- _Task objective_
Make an exact copy of the data below, leaving out every picture.

- _Provided data_
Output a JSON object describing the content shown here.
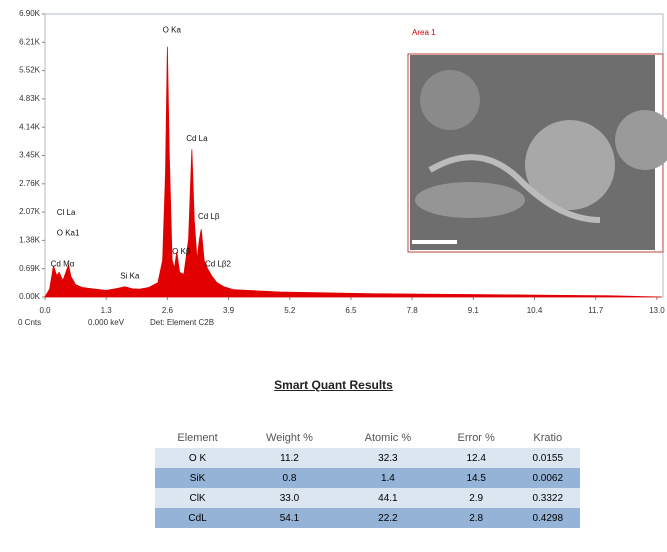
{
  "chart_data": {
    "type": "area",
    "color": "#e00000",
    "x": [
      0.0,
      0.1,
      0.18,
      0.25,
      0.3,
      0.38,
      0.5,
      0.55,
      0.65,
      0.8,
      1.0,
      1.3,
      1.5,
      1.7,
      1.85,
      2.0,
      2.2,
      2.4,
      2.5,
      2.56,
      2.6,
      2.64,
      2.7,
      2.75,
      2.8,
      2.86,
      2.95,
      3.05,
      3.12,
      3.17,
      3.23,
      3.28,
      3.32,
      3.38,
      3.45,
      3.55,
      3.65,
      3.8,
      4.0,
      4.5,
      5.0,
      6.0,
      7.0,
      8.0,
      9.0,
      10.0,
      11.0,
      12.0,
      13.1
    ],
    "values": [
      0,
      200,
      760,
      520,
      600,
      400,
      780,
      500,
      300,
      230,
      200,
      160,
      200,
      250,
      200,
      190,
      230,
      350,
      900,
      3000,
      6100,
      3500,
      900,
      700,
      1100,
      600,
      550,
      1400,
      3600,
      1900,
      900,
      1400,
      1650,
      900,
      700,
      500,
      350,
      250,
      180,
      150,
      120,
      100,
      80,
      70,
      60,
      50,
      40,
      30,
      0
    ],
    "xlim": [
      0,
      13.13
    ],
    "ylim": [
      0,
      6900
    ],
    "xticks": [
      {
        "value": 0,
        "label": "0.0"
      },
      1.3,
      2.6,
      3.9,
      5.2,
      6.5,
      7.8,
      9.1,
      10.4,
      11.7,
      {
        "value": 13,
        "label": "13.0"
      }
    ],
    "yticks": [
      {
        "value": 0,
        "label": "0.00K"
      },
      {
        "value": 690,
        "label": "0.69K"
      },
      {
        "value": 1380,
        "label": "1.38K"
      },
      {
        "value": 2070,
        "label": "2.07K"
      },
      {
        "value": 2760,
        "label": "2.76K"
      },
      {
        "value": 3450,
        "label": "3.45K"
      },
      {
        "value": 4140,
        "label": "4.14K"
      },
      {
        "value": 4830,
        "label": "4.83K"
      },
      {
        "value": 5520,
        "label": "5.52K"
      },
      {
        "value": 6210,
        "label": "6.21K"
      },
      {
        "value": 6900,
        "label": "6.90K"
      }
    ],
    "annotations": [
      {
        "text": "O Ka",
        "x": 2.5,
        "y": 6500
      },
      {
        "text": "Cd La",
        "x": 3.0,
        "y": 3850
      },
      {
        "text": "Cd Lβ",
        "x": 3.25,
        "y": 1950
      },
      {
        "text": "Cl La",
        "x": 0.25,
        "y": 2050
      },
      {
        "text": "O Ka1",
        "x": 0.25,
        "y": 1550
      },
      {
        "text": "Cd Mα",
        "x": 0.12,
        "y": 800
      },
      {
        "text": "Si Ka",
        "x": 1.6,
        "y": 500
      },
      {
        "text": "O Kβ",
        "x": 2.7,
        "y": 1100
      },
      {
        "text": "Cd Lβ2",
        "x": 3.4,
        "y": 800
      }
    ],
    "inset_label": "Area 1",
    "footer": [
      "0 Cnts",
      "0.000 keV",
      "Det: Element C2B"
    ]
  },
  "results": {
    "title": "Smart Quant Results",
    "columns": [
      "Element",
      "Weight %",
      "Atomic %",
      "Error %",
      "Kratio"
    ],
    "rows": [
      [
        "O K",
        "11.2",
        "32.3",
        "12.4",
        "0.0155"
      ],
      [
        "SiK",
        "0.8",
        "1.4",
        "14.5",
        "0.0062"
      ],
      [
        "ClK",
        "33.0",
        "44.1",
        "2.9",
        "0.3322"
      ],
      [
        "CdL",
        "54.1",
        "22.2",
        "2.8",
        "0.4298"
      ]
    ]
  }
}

- _Answer to the task_
Output a JSON object describing the content shown here.
{
  "chart_data": {
    "type": "area",
    "color": "#e00000",
    "x": [
      0.0,
      0.1,
      0.18,
      0.25,
      0.3,
      0.38,
      0.5,
      0.55,
      0.65,
      0.8,
      1.0,
      1.3,
      1.5,
      1.7,
      1.85,
      2.0,
      2.2,
      2.4,
      2.5,
      2.56,
      2.6,
      2.64,
      2.7,
      2.75,
      2.8,
      2.86,
      2.95,
      3.05,
      3.12,
      3.17,
      3.23,
      3.28,
      3.32,
      3.38,
      3.45,
      3.55,
      3.65,
      3.8,
      4.0,
      4.5,
      5.0,
      6.0,
      7.0,
      8.0,
      9.0,
      10.0,
      11.0,
      12.0,
      13.1
    ],
    "values": [
      0,
      200,
      760,
      520,
      600,
      400,
      780,
      500,
      300,
      230,
      200,
      160,
      200,
      250,
      200,
      190,
      230,
      350,
      900,
      3000,
      6100,
      3500,
      900,
      700,
      1100,
      600,
      550,
      1400,
      3600,
      1900,
      900,
      1400,
      1650,
      900,
      700,
      500,
      350,
      250,
      180,
      150,
      120,
      100,
      80,
      70,
      60,
      50,
      40,
      30,
      0
    ],
    "xlim": [
      0,
      13.13
    ],
    "ylim": [
      0,
      6900
    ],
    "xticks": [
      {
        "value": 0,
        "label": "0.0"
      },
      1.3,
      2.6,
      3.9,
      5.2,
      6.5,
      7.8,
      9.1,
      10.4,
      11.7,
      {
        "value": 13,
        "label": "13.0"
      }
    ],
    "yticks": [
      {
        "value": 0,
        "label": "0.00K"
      },
      {
        "value": 690,
        "label": "0.69K"
      },
      {
        "value": 1380,
        "label": "1.38K"
      },
      {
        "value": 2070,
        "label": "2.07K"
      },
      {
        "value": 2760,
        "label": "2.76K"
      },
      {
        "value": 3450,
        "label": "3.45K"
      },
      {
        "value": 4140,
        "label": "4.14K"
      },
      {
        "value": 4830,
        "label": "4.83K"
      },
      {
        "value": 5520,
        "label": "5.52K"
      },
      {
        "value": 6210,
        "label": "6.21K"
      },
      {
        "value": 6900,
        "label": "6.90K"
      }
    ],
    "annotations": [
      {
        "text": "O Ka",
        "x": 2.5,
        "y": 6500
      },
      {
        "text": "Cd La",
        "x": 3.0,
        "y": 3850
      },
      {
        "text": "Cd Lβ",
        "x": 3.25,
        "y": 1950
      },
      {
        "text": "Cl La",
        "x": 0.25,
        "y": 2050
      },
      {
        "text": "O Ka1",
        "x": 0.25,
        "y": 1550
      },
      {
        "text": "Cd Mα",
        "x": 0.12,
        "y": 800
      },
      {
        "text": "Si Ka",
        "x": 1.6,
        "y": 500
      },
      {
        "text": "O Kβ",
        "x": 2.7,
        "y": 1100
      },
      {
        "text": "Cd Lβ2",
        "x": 3.4,
        "y": 800
      }
    ],
    "inset_label": "Area 1",
    "footer": [
      "0 Cnts",
      "0.000 keV",
      "Det: Element C2B"
    ]
  },
  "results": {
    "title": "Smart Quant Results",
    "columns": [
      "Element",
      "Weight %",
      "Atomic %",
      "Error %",
      "Kratio"
    ],
    "rows": [
      [
        "O K",
        "11.2",
        "32.3",
        "12.4",
        "0.0155"
      ],
      [
        "SiK",
        "0.8",
        "1.4",
        "14.5",
        "0.0062"
      ],
      [
        "ClK",
        "33.0",
        "44.1",
        "2.9",
        "0.3322"
      ],
      [
        "CdL",
        "54.1",
        "22.2",
        "2.8",
        "0.4298"
      ]
    ]
  }
}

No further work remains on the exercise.